> [EXTRACTED INFORMATION]
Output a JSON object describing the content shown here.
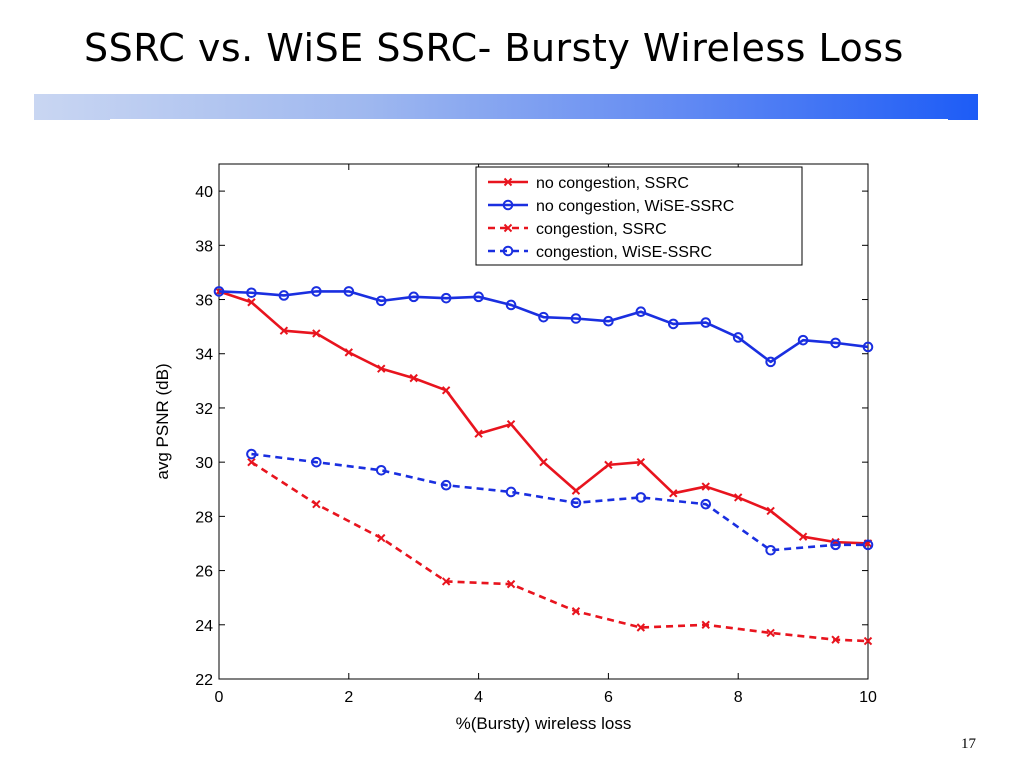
{
  "slide": {
    "title": "SSRC vs. WiSE SSRC- Bursty Wireless Loss",
    "page_number": "17",
    "accent_color": "#1d5cf6"
  },
  "chart_data": {
    "type": "line",
    "title": "",
    "xlabel": "%(Bursty) wireless loss",
    "ylabel": "avg PSNR (dB)",
    "xlim": [
      0,
      10
    ],
    "ylim": [
      22,
      41
    ],
    "xticks": [
      0,
      2,
      4,
      6,
      8,
      10
    ],
    "yticks": [
      22,
      24,
      26,
      28,
      30,
      32,
      34,
      36,
      38,
      40
    ],
    "grid": false,
    "legend_position": "top-right",
    "series": [
      {
        "name": "no congestion, SSRC",
        "color": "#e8141e",
        "line_style": "solid",
        "marker": "x",
        "x": [
          0,
          0.5,
          1,
          1.5,
          2,
          2.5,
          3,
          3.5,
          4,
          4.5,
          5,
          5.5,
          6,
          6.5,
          7,
          7.5,
          8,
          8.5,
          9,
          9.5,
          10
        ],
        "y": [
          36.3,
          35.9,
          34.85,
          34.75,
          34.05,
          33.45,
          33.1,
          32.65,
          31.05,
          31.4,
          30.0,
          28.95,
          29.9,
          30.0,
          28.85,
          29.1,
          28.7,
          28.2,
          27.25,
          27.05,
          27.0
        ]
      },
      {
        "name": "no congestion, WiSE-SSRC",
        "color": "#1a2fe0",
        "line_style": "solid",
        "marker": "o",
        "x": [
          0,
          0.5,
          1,
          1.5,
          2,
          2.5,
          3,
          3.5,
          4,
          4.5,
          5,
          5.5,
          6,
          6.5,
          7,
          7.5,
          8,
          8.5,
          9,
          9.5,
          10
        ],
        "y": [
          36.3,
          36.25,
          36.15,
          36.3,
          36.3,
          35.95,
          36.1,
          36.05,
          36.1,
          35.8,
          35.35,
          35.3,
          35.2,
          35.55,
          35.1,
          35.15,
          34.6,
          33.7,
          34.5,
          34.4,
          34.25
        ]
      },
      {
        "name": "congestion, SSRC",
        "color": "#e8141e",
        "line_style": "dashed",
        "marker": "x",
        "x": [
          0.5,
          1.5,
          2.5,
          3.5,
          4.5,
          5.5,
          6.5,
          7.5,
          8.5,
          9.5,
          10
        ],
        "y": [
          30.0,
          28.45,
          27.2,
          25.6,
          25.5,
          24.5,
          23.9,
          24.0,
          23.7,
          23.45,
          23.4
        ]
      },
      {
        "name": "congestion, WiSE-SSRC",
        "color": "#1a2fe0",
        "line_style": "dashed",
        "marker": "o",
        "x": [
          0.5,
          1.5,
          2.5,
          3.5,
          4.5,
          5.5,
          6.5,
          7.5,
          8.5,
          9.5,
          10
        ],
        "y": [
          30.3,
          30.0,
          29.7,
          29.15,
          28.9,
          28.5,
          28.7,
          28.45,
          26.75,
          26.95,
          26.95
        ]
      }
    ]
  }
}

> [BRIEF]
All records above are to be printed exactly, minus the pictures they contain.

> [SOLUTION FOR THIS PROBLEM]
Output a JSON object describing the content shown here.
{
  "slide": {
    "title": "SSRC vs. WiSE SSRC- Bursty Wireless Loss",
    "page_number": "17",
    "accent_color": "#1d5cf6"
  },
  "chart_data": {
    "type": "line",
    "title": "",
    "xlabel": "%(Bursty) wireless loss",
    "ylabel": "avg PSNR (dB)",
    "xlim": [
      0,
      10
    ],
    "ylim": [
      22,
      41
    ],
    "xticks": [
      0,
      2,
      4,
      6,
      8,
      10
    ],
    "yticks": [
      22,
      24,
      26,
      28,
      30,
      32,
      34,
      36,
      38,
      40
    ],
    "grid": false,
    "legend_position": "top-right",
    "series": [
      {
        "name": "no congestion, SSRC",
        "color": "#e8141e",
        "line_style": "solid",
        "marker": "x",
        "x": [
          0,
          0.5,
          1,
          1.5,
          2,
          2.5,
          3,
          3.5,
          4,
          4.5,
          5,
          5.5,
          6,
          6.5,
          7,
          7.5,
          8,
          8.5,
          9,
          9.5,
          10
        ],
        "y": [
          36.3,
          35.9,
          34.85,
          34.75,
          34.05,
          33.45,
          33.1,
          32.65,
          31.05,
          31.4,
          30.0,
          28.95,
          29.9,
          30.0,
          28.85,
          29.1,
          28.7,
          28.2,
          27.25,
          27.05,
          27.0
        ]
      },
      {
        "name": "no congestion, WiSE-SSRC",
        "color": "#1a2fe0",
        "line_style": "solid",
        "marker": "o",
        "x": [
          0,
          0.5,
          1,
          1.5,
          2,
          2.5,
          3,
          3.5,
          4,
          4.5,
          5,
          5.5,
          6,
          6.5,
          7,
          7.5,
          8,
          8.5,
          9,
          9.5,
          10
        ],
        "y": [
          36.3,
          36.25,
          36.15,
          36.3,
          36.3,
          35.95,
          36.1,
          36.05,
          36.1,
          35.8,
          35.35,
          35.3,
          35.2,
          35.55,
          35.1,
          35.15,
          34.6,
          33.7,
          34.5,
          34.4,
          34.25
        ]
      },
      {
        "name": "congestion, SSRC",
        "color": "#e8141e",
        "line_style": "dashed",
        "marker": "x",
        "x": [
          0.5,
          1.5,
          2.5,
          3.5,
          4.5,
          5.5,
          6.5,
          7.5,
          8.5,
          9.5,
          10
        ],
        "y": [
          30.0,
          28.45,
          27.2,
          25.6,
          25.5,
          24.5,
          23.9,
          24.0,
          23.7,
          23.45,
          23.4
        ]
      },
      {
        "name": "congestion, WiSE-SSRC",
        "color": "#1a2fe0",
        "line_style": "dashed",
        "marker": "o",
        "x": [
          0.5,
          1.5,
          2.5,
          3.5,
          4.5,
          5.5,
          6.5,
          7.5,
          8.5,
          9.5,
          10
        ],
        "y": [
          30.3,
          30.0,
          29.7,
          29.15,
          28.9,
          28.5,
          28.7,
          28.45,
          26.75,
          26.95,
          26.95
        ]
      }
    ]
  }
}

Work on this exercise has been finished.